◆ **EXERCISE DIRECTIONS**
Copy the rows from the first one through the line containing "pdf-icon xyxy=(382,553,395,569)", swapping every "interactable" for "clickable" and changing nothing else.

..............................

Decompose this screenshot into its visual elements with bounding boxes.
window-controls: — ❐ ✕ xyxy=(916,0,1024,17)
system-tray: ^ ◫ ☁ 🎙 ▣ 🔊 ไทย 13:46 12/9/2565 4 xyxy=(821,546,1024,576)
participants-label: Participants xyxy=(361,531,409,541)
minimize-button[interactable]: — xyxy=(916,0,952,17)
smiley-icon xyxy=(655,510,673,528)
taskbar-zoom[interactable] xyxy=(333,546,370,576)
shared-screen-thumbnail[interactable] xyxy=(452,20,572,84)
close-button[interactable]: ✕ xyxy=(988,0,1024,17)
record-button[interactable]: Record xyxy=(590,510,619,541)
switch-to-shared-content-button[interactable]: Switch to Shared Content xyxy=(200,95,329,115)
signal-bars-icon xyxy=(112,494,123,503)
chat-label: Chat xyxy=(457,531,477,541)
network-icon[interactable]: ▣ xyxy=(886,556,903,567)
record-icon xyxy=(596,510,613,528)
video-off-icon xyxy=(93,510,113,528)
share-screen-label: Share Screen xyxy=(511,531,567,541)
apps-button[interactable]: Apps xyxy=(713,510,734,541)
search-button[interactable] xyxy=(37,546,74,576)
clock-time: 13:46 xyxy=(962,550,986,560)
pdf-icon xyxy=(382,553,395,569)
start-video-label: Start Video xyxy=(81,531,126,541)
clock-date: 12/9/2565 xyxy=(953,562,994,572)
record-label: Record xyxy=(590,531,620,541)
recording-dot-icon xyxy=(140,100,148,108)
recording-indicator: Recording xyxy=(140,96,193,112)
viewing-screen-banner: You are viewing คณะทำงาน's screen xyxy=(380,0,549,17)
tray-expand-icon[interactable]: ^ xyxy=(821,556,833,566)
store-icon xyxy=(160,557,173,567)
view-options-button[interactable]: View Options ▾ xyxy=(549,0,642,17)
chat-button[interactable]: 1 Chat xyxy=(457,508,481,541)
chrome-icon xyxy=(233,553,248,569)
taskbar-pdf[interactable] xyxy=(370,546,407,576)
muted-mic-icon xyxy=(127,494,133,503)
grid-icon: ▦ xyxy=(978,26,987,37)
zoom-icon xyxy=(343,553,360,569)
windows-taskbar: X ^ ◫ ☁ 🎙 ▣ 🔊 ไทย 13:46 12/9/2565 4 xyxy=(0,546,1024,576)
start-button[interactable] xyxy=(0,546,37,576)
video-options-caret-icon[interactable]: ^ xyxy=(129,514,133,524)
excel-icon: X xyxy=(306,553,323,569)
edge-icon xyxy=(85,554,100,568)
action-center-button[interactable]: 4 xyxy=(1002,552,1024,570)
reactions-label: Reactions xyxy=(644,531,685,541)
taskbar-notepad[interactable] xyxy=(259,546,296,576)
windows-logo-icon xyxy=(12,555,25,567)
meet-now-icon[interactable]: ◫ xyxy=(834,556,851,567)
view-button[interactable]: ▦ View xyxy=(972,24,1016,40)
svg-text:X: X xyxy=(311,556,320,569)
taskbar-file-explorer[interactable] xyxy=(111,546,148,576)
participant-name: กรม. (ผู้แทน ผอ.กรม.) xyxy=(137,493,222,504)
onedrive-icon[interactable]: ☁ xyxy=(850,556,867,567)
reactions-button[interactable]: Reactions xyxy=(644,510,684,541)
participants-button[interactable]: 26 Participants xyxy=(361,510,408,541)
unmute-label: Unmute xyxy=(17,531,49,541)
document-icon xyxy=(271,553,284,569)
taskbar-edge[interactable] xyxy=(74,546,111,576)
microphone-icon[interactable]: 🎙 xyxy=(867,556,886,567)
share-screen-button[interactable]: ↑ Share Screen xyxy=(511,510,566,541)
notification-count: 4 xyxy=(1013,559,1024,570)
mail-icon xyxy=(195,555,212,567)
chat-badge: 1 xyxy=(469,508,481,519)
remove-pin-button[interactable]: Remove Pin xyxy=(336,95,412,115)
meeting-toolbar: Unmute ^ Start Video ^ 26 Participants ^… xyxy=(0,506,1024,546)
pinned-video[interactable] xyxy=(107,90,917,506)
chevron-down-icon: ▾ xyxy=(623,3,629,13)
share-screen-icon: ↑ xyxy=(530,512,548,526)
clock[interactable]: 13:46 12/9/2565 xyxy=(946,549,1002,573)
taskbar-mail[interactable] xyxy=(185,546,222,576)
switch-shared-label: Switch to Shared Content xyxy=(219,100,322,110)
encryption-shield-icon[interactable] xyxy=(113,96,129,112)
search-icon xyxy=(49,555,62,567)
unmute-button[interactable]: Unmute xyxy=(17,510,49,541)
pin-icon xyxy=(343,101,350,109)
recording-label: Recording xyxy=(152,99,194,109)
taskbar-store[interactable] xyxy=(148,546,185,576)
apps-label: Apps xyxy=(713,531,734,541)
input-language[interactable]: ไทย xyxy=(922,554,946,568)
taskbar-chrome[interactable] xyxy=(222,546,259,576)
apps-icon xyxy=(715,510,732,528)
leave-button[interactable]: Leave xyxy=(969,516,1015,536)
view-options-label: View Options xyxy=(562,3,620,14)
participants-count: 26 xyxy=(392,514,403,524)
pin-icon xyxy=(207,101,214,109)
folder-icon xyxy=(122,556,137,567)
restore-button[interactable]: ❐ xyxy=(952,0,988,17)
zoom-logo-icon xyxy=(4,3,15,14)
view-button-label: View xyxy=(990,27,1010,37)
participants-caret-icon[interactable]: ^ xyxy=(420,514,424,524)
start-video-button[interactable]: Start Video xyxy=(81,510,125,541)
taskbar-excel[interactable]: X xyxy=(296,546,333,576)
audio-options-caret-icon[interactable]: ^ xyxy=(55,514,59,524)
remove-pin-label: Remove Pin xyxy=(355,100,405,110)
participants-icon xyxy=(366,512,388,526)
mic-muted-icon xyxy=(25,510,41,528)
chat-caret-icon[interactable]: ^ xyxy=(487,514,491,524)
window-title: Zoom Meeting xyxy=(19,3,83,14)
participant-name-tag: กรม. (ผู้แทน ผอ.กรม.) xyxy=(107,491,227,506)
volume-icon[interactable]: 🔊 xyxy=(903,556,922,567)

..............................

◆ **CORRECT RESULT**
Decompose this screenshot into its visual elements with bounding boxes.
window-controls: — ❐ ✕ xyxy=(916,0,1024,17)
system-tray: ^ ◫ ☁ 🎙 ▣ 🔊 ไทย 13:46 12/9/2565 4 xyxy=(821,546,1024,576)
participants-label: Participants xyxy=(361,531,409,541)
minimize-button[clickable]: — xyxy=(916,0,952,17)
smiley-icon xyxy=(655,510,673,528)
taskbar-zoom[clickable] xyxy=(333,546,370,576)
shared-screen-thumbnail[clickable] xyxy=(452,20,572,84)
close-button[clickable]: ✕ xyxy=(988,0,1024,17)
record-button[clickable]: Record xyxy=(590,510,619,541)
switch-to-shared-content-button[clickable]: Switch to Shared Content xyxy=(200,95,329,115)
signal-bars-icon xyxy=(112,494,123,503)
chat-label: Chat xyxy=(457,531,477,541)
network-icon[clickable]: ▣ xyxy=(886,556,903,567)
record-icon xyxy=(596,510,613,528)
video-off-icon xyxy=(93,510,113,528)
share-screen-label: Share Screen xyxy=(511,531,567,541)
apps-button[clickable]: Apps xyxy=(713,510,734,541)
search-button[clickable] xyxy=(37,546,74,576)
clock-time: 13:46 xyxy=(962,550,986,560)
pdf-icon xyxy=(382,553,395,569)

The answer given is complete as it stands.